*WHAT IS REQUIRED:* Find all lines in the records that include the word "status", and copy them out.

*Collected data:*

begin

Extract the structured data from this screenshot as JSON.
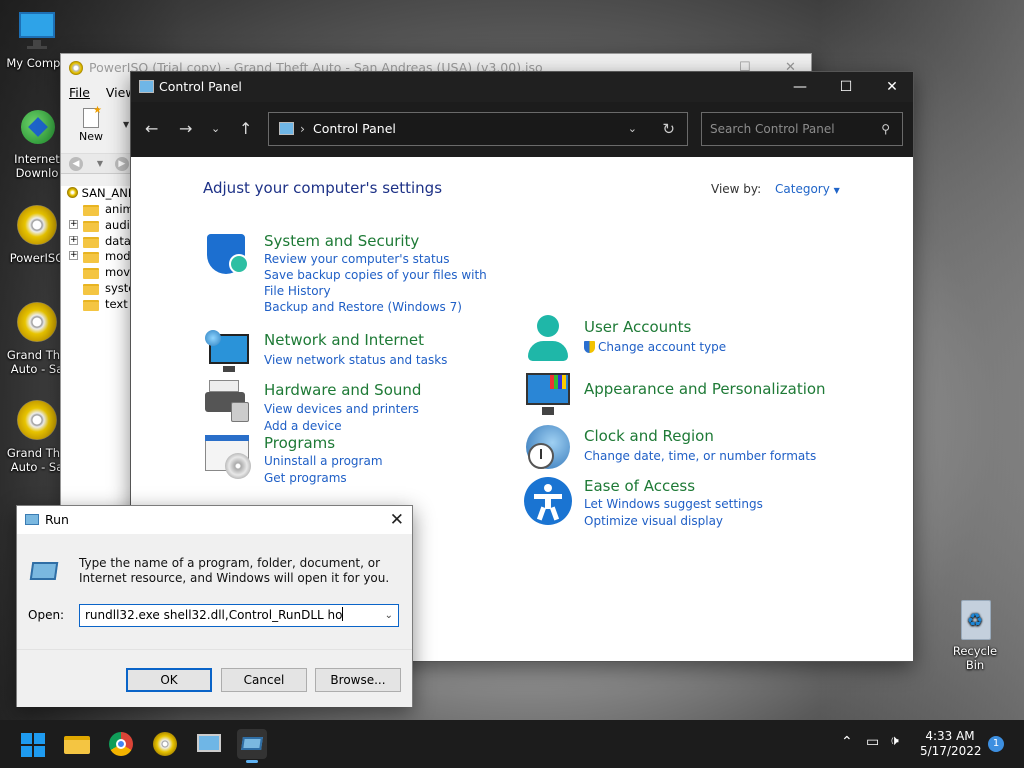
{
  "desktop": {
    "icons": [
      {
        "label": "My Compu",
        "name": "desktop-icon-my-computer"
      },
      {
        "label": "Internet Downlo",
        "name": "desktop-icon-internet-download"
      },
      {
        "label": "PowerISO",
        "name": "desktop-icon-poweriso"
      },
      {
        "label": "Grand The Auto - Sa",
        "name": "desktop-icon-gta-1"
      },
      {
        "label": "Grand The Auto - Sa",
        "name": "desktop-icon-gta-2"
      },
      {
        "label": "Recycle Bin",
        "name": "desktop-icon-recycle-bin"
      }
    ]
  },
  "poweriso": {
    "title": "PowerISO (Trial copy) - Grand Theft Auto - San Andreas (USA) (v3.00).iso",
    "menu": [
      "File",
      "View"
    ],
    "toolbar_new": "New",
    "tree_root": "SAN_AND",
    "tree": [
      "anim",
      "audio",
      "data",
      "mode",
      "movie",
      "syste",
      "text"
    ]
  },
  "control_panel": {
    "title": "Control Panel",
    "address": "Control Panel",
    "search_placeholder": "Search Control Panel",
    "heading": "Adjust your computer's settings",
    "view_by_label": "View by:",
    "view_by_value": "Category",
    "categories": {
      "system_security": {
        "title": "System and Security",
        "links": [
          "Review your computer's status",
          "Save backup copies of your files with File History",
          "Backup and Restore (Windows 7)"
        ]
      },
      "network": {
        "title": "Network and Internet",
        "links": [
          "View network status and tasks"
        ]
      },
      "hardware": {
        "title": "Hardware and Sound",
        "links": [
          "View devices and printers",
          "Add a device"
        ]
      },
      "programs": {
        "title": "Programs",
        "links": [
          "Uninstall a program",
          "Get programs"
        ]
      },
      "user_accounts": {
        "title": "User Accounts",
        "links": [
          "Change account type"
        ]
      },
      "appearance": {
        "title": "Appearance and Personalization"
      },
      "clock": {
        "title": "Clock and Region",
        "links": [
          "Change date, time, or number formats"
        ]
      },
      "ease": {
        "title": "Ease of Access",
        "links": [
          "Let Windows suggest settings",
          "Optimize visual display"
        ]
      }
    }
  },
  "run_dialog": {
    "title": "Run",
    "description": "Type the name of a program, folder, document, or Internet resource, and Windows will open it for you.",
    "open_label": "Open:",
    "input_value": "rundll32.exe shell32.dll,Control_RunDLL ho",
    "ok": "OK",
    "cancel": "Cancel",
    "browse": "Browse..."
  },
  "taskbar": {
    "time": "4:33 AM",
    "date": "5/17/2022",
    "notification_count": "1"
  }
}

end

*TASK SOLUTION:*
          "Review your computer's status",
          "View network status and tasks"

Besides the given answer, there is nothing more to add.